- **RECORDED DATA**
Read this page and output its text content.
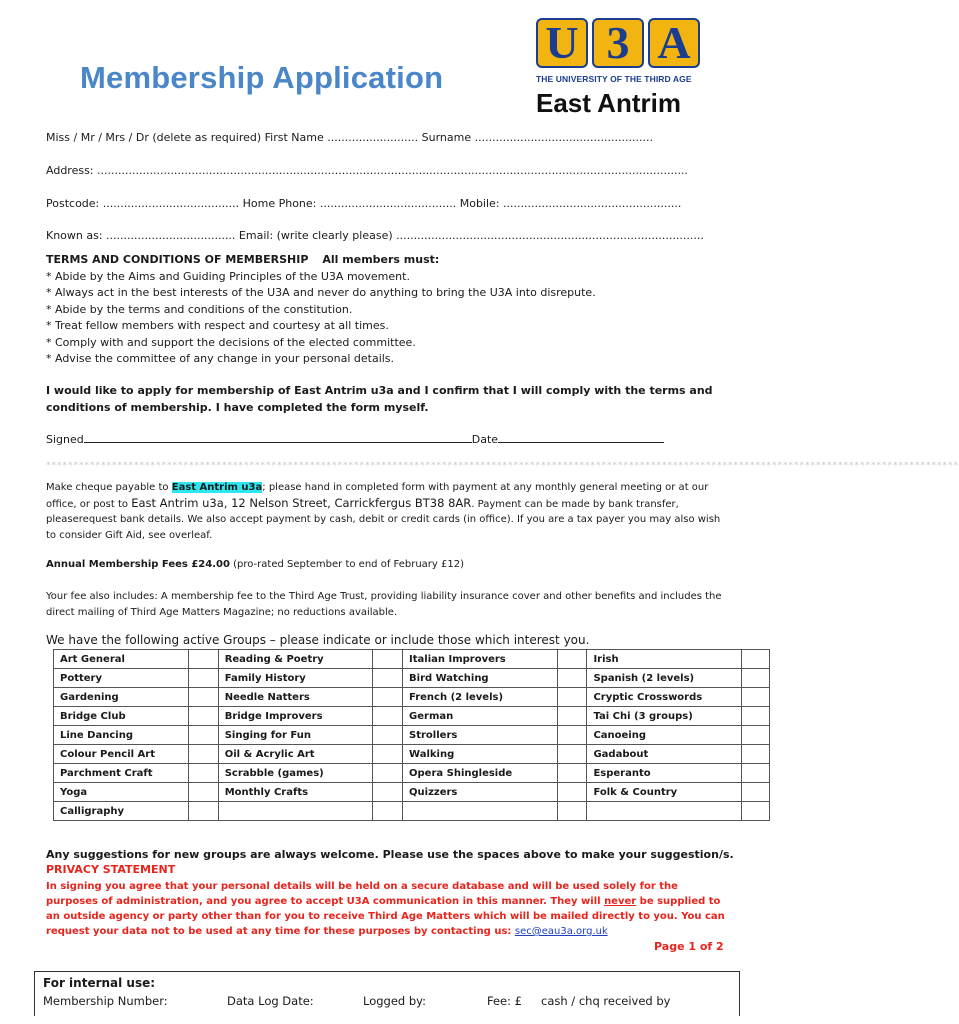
Membership Application
U 3 A
THE UNIVERSITY OF THE THIRD AGE
East Antrim
Miss / Mr / Mrs / Dr (delete as required) First Name .......................... Surname ...................................................
Address: .........................................................................................................................................................................
Postcode: ....................................... Home Phone: ....................................... Mobile: ...................................................
Known as: ..................................... Email: (write clearly please) ........................................................................................
TERMS AND CONDITIONS OF MEMBERSHIP All members must:
* Abide by the Aims and Guiding Principles of the U3A movement.
* Always act in the best interests of the U3A and never do anything to bring the U3A into disrepute.
* Abide by the terms and conditions of the constitution.
* Treat fellow members with respect and courtesy at all times.
* Comply with and support the decisions of the elected committee.
* Advise the committee of any change in your personal details.
I would like to apply for membership of East Antrim u3a and I confirm that I will comply with the terms and conditions of membership. I have completed the form myself.
Signed	Date
**********************************************************************************************************************************************************************
Make cheque payable to East Antrim u3a; please hand in completed form with payment at any monthly general meeting or at our office, or post to East Antrim u3a, 12 Nelson Street, Carrickfergus BT38 8AR. Payment can be made by bank transfer, pleaserequest bank details. We also accept payment by cash, debit or credit cards (in office). If you are a tax payer you may also wish to consider Gift Aid, see overleaf.
Annual Membership Fees £24.00 (pro-rated September to end of February £12)
Your fee also includes: A membership fee to the Third Age Trust, providing liability insurance cover and other benefits and includes the direct mailing of Third Age Matters Magazine; no reductions available.
We have the following active Groups – please indicate or include those which interest you.
Art General		Reading & Poetry		Italian Improvers		Irish	
Pottery		Family History		Bird Watching		Spanish (2 levels)	
Gardening		Needle Natters		French (2 levels)		Cryptic Crosswords	
Bridge Club		Bridge Improvers		German		Tai Chi (3 groups)	
Line Dancing		Singing for Fun		Strollers		Canoeing	
Colour Pencil Art		Oil & Acrylic Art		Walking		Gadabout	
Parchment Craft		Scrabble (games)		Opera Shingleside		Esperanto	
Yoga		Monthly Crafts		Quizzers		Folk & Country	
Calligraphy							
Any suggestions for new groups are always welcome. Please use the spaces above to make your suggestion/s.
PRIVACY STATEMENT
In signing you agree that your personal details will be held on a secure database and will be used solely for the purposes of administration, and you agree to accept U3A communication in this manner. They will never be supplied to an outside agency or party other than for you to receive Third Age Matters which will be mailed directly to you. You can request your data not to be used at any time for these purposes by contacting us: sec@eau3a.org.uk
Page 1 of 2
For internal use:
Membership Number:	Data Log Date:	Logged by:	Fee: £ cash / chq received by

- **WHAT IS REQUIRED**
List each line holding the string "that".

- **COMPLETE RESPONSE**
I would like to apply for membership of East Antrim u3a and I confirm that I will comply with the terms and conditions of membership. I have completed the form myself.
In signing you agree that your personal details will be held on a secure database and will be used solely for the purposes of administration, and you agree to accept U3A communication in this manner. They will never be supplied to an outside agency or party other than for you to receive Third Age Matters which will be mailed directly to you. You can request your data not to be used at any time for these purposes by contacting us: sec@eau3a.org.uk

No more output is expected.